» WHAT TO DO: All of the entries below need repeating exactly, apart from their images.

» SUPPLIED RECORDS:

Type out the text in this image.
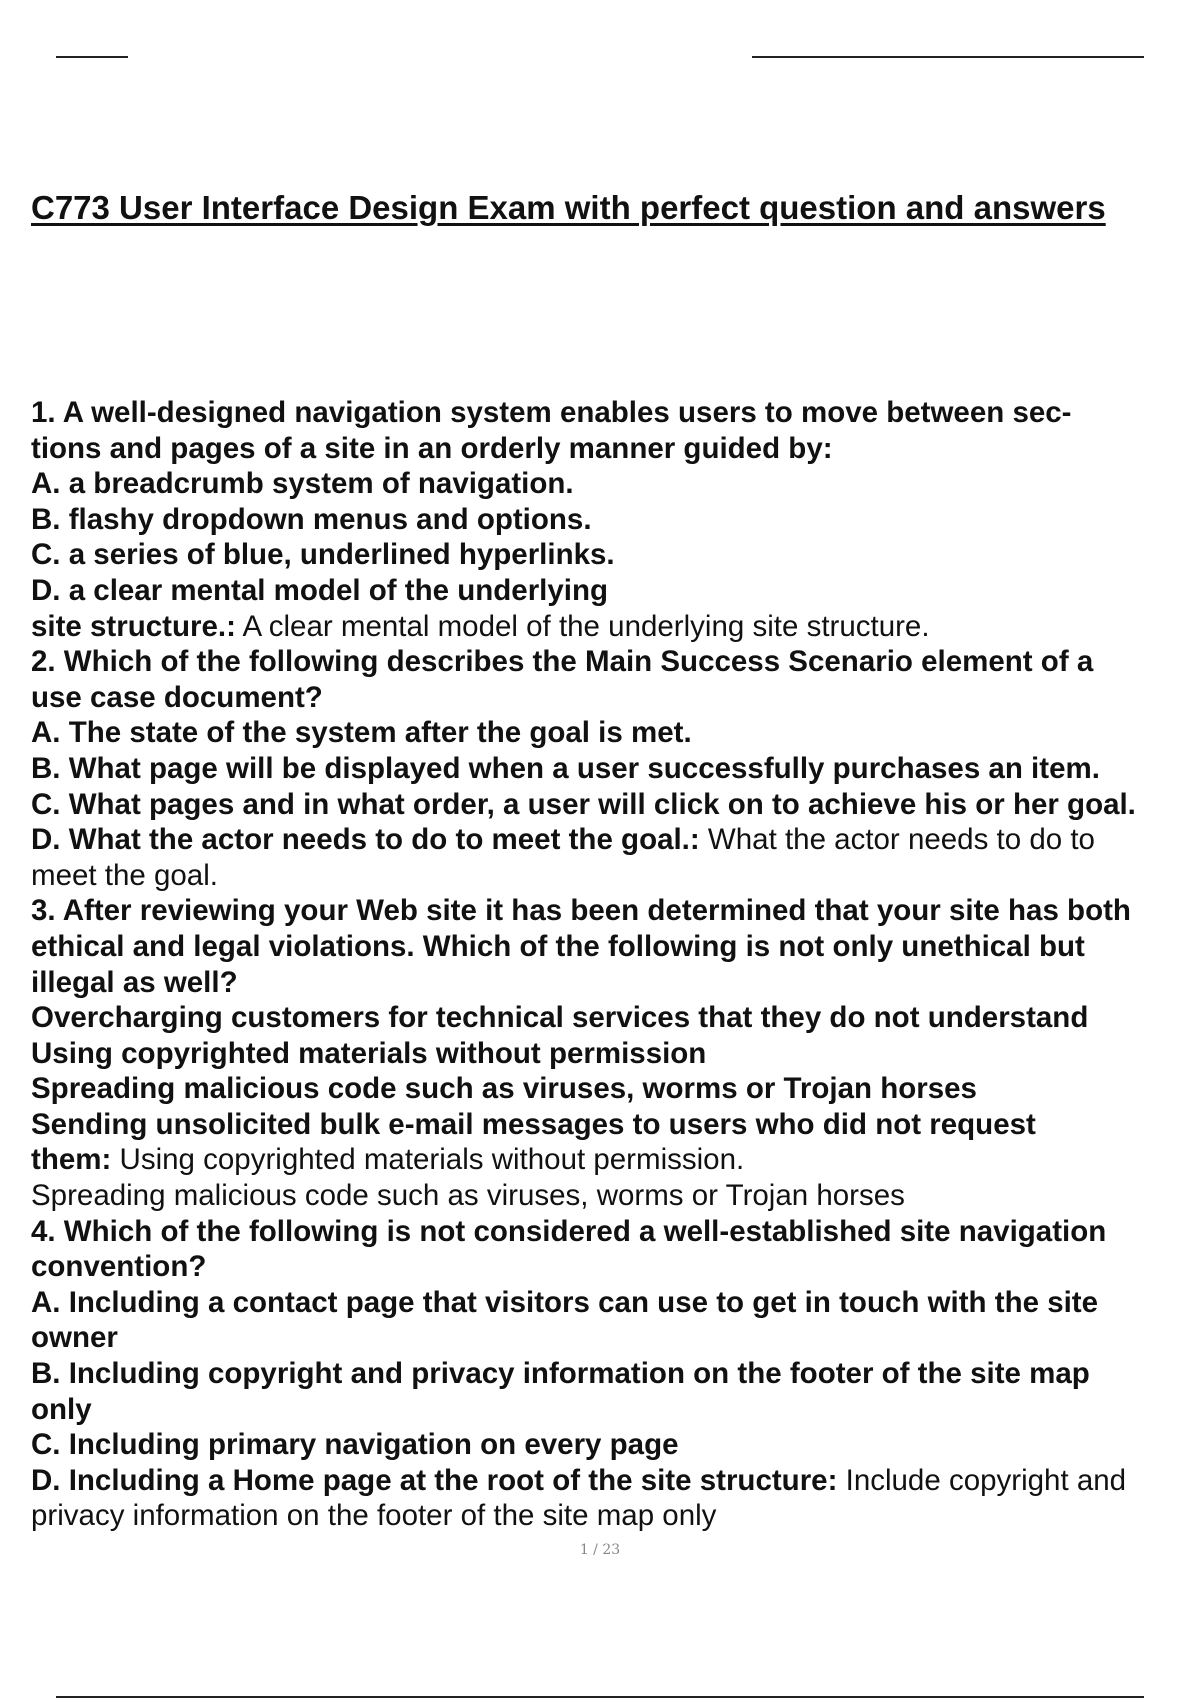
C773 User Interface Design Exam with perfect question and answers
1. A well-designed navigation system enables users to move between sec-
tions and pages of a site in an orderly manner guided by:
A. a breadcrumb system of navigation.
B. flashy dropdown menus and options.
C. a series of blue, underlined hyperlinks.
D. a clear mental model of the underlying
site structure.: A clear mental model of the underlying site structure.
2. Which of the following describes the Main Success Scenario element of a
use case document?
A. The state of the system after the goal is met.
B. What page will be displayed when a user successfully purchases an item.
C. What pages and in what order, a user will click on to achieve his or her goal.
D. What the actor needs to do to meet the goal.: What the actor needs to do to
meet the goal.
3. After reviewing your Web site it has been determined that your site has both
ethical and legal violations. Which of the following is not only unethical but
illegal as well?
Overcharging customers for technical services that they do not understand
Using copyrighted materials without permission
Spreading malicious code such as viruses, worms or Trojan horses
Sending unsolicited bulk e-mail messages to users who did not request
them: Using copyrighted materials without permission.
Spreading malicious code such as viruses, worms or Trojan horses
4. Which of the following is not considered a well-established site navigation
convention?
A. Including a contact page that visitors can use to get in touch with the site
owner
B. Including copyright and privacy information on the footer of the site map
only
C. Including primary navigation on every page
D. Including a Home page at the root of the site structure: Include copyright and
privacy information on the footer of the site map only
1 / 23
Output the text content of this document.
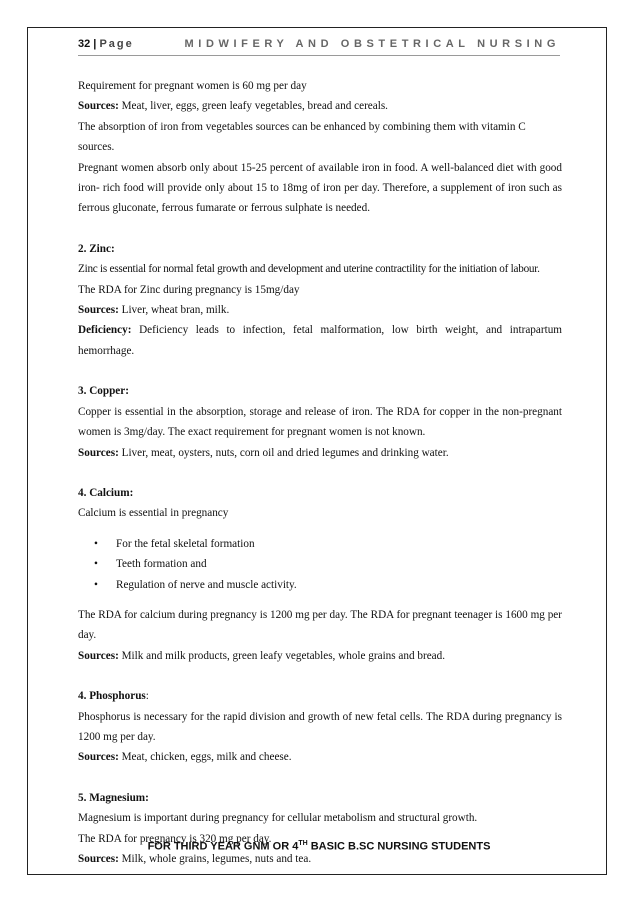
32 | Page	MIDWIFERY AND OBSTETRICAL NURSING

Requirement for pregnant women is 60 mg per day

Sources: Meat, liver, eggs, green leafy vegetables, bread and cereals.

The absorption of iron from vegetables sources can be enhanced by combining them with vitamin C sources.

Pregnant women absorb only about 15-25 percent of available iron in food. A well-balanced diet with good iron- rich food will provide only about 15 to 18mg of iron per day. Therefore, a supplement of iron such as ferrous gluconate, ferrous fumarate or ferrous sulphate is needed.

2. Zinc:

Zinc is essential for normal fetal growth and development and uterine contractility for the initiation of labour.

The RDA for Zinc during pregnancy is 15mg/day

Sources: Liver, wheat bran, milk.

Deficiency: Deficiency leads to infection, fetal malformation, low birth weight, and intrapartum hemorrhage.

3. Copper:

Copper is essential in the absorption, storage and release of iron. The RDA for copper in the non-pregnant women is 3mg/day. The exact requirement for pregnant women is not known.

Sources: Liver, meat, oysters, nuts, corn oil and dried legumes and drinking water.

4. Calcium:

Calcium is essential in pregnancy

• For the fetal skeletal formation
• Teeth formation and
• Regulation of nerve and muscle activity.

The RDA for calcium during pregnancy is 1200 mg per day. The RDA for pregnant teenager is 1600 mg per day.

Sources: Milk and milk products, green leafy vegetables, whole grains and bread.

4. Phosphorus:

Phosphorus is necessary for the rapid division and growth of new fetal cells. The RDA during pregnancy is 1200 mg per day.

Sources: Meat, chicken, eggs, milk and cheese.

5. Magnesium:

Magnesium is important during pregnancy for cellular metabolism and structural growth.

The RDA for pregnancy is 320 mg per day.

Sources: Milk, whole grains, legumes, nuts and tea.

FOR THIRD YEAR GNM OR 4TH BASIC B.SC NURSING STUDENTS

» WRITTEN SOLUTION:
Type out the text in this image.
C773 User Interface Design Exam with perfect question and answers
1. A well-designed navigation system enables users to move between sec-
tions and pages of a site in an orderly manner guided by:
A. a breadcrumb system of navigation.
B. flashy dropdown menus and options.
C. a series of blue, underlined hyperlinks.
D. a clear mental model of the underlying
site structure.: A clear mental model of the underlying site structure.
2. Which of the following describes the Main Success Scenario element of a
use case document?
A. The state of the system after the goal is met.
B. What page will be displayed when a user successfully purchases an item.
C. What pages and in what order, a user will click on to achieve his or her goal.
D. What the actor needs to do to meet the goal.: What the actor needs to do to
meet the goal.
3. After reviewing your Web site it has been determined that your site has both
ethical and legal violations. Which of the following is not only unethical but
illegal as well?
Overcharging customers for technical services that they do not understand
Using copyrighted materials without permission
Spreading malicious code such as viruses, worms or Trojan horses
Sending unsolicited bulk e-mail messages to users who did not request
them: Using copyrighted materials without permission.
Spreading malicious code such as viruses, worms or Trojan horses
4. Which of the following is not considered a well-established site navigation
convention?
A. Including a contact page that visitors can use to get in touch with the site
owner
B. Including copyright and privacy information on the footer of the site map
only
C. Including primary navigation on every page
D. Including a Home page at the root of the site structure: Include copyright and
privacy information on the footer of the site map only
1 / 23
Output the text content of this document.
32 | Page	MIDWIFERY AND OBSTETRICAL NURSING

Requirement for pregnant women is 60 mg per day

Sources: Meat, liver, eggs, green leafy vegetables, bread and cereals.

The absorption of iron from vegetables sources can be enhanced by combining them with vitamin C sources.

Pregnant women absorb only about 15-25 percent of available iron in food. A well-balanced diet with good iron- rich food will provide only about 15 to 18mg of iron per day. Therefore, a supplement of iron such as ferrous gluconate, ferrous fumarate or ferrous sulphate is needed.

2. Zinc:

Zinc is essential for normal fetal growth and development and uterine contractility for the initiation of labour.

The RDA for Zinc during pregnancy is 15mg/day

Sources: Liver, wheat bran, milk.

Deficiency: Deficiency leads to infection, fetal malformation, low birth weight, and intrapartum hemorrhage.

3. Copper:

Copper is essential in the absorption, storage and release of iron. The RDA for copper in the non-pregnant women is 3mg/day. The exact requirement for pregnant women is not known.

Sources: Liver, meat, oysters, nuts, corn oil and dried legumes and drinking water.

4. Calcium:

Calcium is essential in pregnancy

• For the fetal skeletal formation
• Teeth formation and
• Regulation of nerve and muscle activity.

The RDA for calcium during pregnancy is 1200 mg per day. The RDA for pregnant teenager is 1600 mg per day.

Sources: Milk and milk products, green leafy vegetables, whole grains and bread.

4. Phosphorus:

Phosphorus is necessary for the rapid division and growth of new fetal cells. The RDA during pregnancy is 1200 mg per day.

Sources: Meat, chicken, eggs, milk and cheese.

5. Magnesium:

Magnesium is important during pregnancy for cellular metabolism and structural growth.

The RDA for pregnancy is 320 mg per day.

Sources: Milk, whole grains, legumes, nuts and tea.

FOR THIRD YEAR GNM OR 4TH BASIC B.SC NURSING STUDENTS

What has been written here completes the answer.